Goal of the exercise – Return all of the entries exactly, with nothing added or left out.

Record extracts –
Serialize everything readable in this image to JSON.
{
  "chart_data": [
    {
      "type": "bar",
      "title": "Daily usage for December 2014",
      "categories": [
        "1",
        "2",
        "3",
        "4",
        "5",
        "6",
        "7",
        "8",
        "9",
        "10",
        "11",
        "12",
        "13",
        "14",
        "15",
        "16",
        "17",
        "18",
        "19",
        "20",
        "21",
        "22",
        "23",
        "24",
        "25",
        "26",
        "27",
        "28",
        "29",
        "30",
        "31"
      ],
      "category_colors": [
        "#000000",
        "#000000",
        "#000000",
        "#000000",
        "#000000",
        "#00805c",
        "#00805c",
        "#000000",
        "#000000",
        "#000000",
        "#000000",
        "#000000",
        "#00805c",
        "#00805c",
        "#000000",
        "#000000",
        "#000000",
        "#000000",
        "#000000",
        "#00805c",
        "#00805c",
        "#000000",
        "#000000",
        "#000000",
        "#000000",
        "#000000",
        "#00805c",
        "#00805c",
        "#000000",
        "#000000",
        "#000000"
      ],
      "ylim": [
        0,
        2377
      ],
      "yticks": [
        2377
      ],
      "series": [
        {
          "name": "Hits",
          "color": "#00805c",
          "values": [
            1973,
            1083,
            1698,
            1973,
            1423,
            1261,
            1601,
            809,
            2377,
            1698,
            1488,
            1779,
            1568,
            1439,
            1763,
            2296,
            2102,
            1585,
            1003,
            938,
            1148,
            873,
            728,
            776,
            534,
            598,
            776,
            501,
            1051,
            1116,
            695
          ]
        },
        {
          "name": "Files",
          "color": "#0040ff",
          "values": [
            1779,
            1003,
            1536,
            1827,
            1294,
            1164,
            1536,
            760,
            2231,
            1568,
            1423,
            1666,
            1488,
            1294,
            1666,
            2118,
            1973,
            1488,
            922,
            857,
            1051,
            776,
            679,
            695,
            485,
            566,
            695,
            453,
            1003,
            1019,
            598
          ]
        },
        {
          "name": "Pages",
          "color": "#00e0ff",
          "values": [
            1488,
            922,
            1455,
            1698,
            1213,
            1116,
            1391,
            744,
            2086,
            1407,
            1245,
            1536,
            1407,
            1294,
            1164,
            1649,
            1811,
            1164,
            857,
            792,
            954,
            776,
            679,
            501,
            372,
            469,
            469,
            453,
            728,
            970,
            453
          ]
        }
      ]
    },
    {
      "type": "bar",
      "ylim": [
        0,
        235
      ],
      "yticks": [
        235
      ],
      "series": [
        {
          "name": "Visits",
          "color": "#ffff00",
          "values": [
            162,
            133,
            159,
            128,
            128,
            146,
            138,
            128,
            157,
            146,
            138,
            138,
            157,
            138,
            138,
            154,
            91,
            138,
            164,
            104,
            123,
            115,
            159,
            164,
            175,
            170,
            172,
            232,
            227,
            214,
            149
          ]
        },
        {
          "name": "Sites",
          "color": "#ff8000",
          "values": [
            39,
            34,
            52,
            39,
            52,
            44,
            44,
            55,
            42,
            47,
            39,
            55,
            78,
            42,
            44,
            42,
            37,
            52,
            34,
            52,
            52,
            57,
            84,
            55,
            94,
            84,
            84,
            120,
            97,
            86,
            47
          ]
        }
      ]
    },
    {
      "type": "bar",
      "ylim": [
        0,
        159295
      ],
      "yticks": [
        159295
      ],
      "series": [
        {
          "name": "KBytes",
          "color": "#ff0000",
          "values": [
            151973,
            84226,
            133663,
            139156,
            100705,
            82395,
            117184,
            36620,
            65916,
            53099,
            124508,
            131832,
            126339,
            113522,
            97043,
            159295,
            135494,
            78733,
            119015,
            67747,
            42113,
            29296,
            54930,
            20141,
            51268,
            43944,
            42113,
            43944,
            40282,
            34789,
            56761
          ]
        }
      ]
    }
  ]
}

Reply –
Serialize everything readable in this image to JSON.
{
  "chart_data": [
    {
      "type": "bar",
      "title": "Daily usage for December 2014",
      "categories": [
        "1",
        "2",
        "3",
        "4",
        "5",
        "6",
        "7",
        "8",
        "9",
        "10",
        "11",
        "12",
        "13",
        "14",
        "15",
        "16",
        "17",
        "18",
        "19",
        "20",
        "21",
        "22",
        "23",
        "24",
        "25",
        "26",
        "27",
        "28",
        "29",
        "30",
        "31"
      ],
      "category_colors": [
        "#000000",
        "#000000",
        "#000000",
        "#000000",
        "#000000",
        "#00805c",
        "#00805c",
        "#000000",
        "#000000",
        "#000000",
        "#000000",
        "#000000",
        "#00805c",
        "#00805c",
        "#000000",
        "#000000",
        "#000000",
        "#000000",
        "#000000",
        "#00805c",
        "#00805c",
        "#000000",
        "#000000",
        "#000000",
        "#000000",
        "#000000",
        "#00805c",
        "#00805c",
        "#000000",
        "#000000",
        "#000000"
      ],
      "ylim": [
        0,
        2377
      ],
      "yticks": [
        2377
      ],
      "series": [
        {
          "name": "Hits",
          "color": "#00805c",
          "values": [
            1973,
            1083,
            1698,
            1973,
            1423,
            1261,
            1601,
            809,
            2377,
            1698,
            1488,
            1779,
            1568,
            1439,
            1763,
            2296,
            2102,
            1585,
            1003,
            938,
            1148,
            873,
            728,
            776,
            534,
            598,
            776,
            501,
            1051,
            1116,
            695
          ]
        },
        {
          "name": "Files",
          "color": "#0040ff",
          "values": [
            1779,
            1003,
            1536,
            1827,
            1294,
            1164,
            1536,
            760,
            2231,
            1568,
            1423,
            1666,
            1488,
            1294,
            1666,
            2118,
            1973,
            1488,
            922,
            857,
            1051,
            776,
            679,
            695,
            485,
            566,
            695,
            453,
            1003,
            1019,
            598
          ]
        },
        {
          "name": "Pages",
          "color": "#00e0ff",
          "values": [
            1488,
            922,
            1455,
            1698,
            1213,
            1116,
            1391,
            744,
            2086,
            1407,
            1245,
            1536,
            1407,
            1294,
            1164,
            1649,
            1811,
            1164,
            857,
            792,
            954,
            776,
            679,
            501,
            372,
            469,
            469,
            453,
            728,
            970,
            453
          ]
        }
      ]
    },
    {
      "type": "bar",
      "ylim": [
        0,
        235
      ],
      "yticks": [
        235
      ],
      "series": [
        {
          "name": "Visits",
          "color": "#ffff00",
          "values": [
            162,
            133,
            159,
            128,
            128,
            146,
            138,
            128,
            157,
            146,
            138,
            138,
            157,
            138,
            138,
            154,
            91,
            138,
            164,
            104,
            123,
            115,
            159,
            164,
            175,
            170,
            172,
            232,
            227,
            214,
            149
          ]
        },
        {
          "name": "Sites",
          "color": "#ff8000",
          "values": [
            39,
            34,
            52,
            39,
            52,
            44,
            44,
            55,
            42,
            47,
            39,
            55,
            78,
            42,
            44,
            42,
            37,
            52,
            34,
            52,
            52,
            57,
            84,
            55,
            94,
            84,
            84,
            120,
            97,
            86,
            47
          ]
        }
      ]
    },
    {
      "type": "bar",
      "ylim": [
        0,
        159295
      ],
      "yticks": [
        159295
      ],
      "series": [
        {
          "name": "KBytes",
          "color": "#ff0000",
          "values": [
            151973,
            84226,
            133663,
            139156,
            100705,
            82395,
            117184,
            36620,
            65916,
            53099,
            124508,
            131832,
            126339,
            113522,
            97043,
            159295,
            135494,
            78733,
            119015,
            67747,
            42113,
            29296,
            54930,
            20141,
            51268,
            43944,
            42113,
            43944,
            40282,
            34789,
            56761
          ]
        }
      ]
    }
  ]
}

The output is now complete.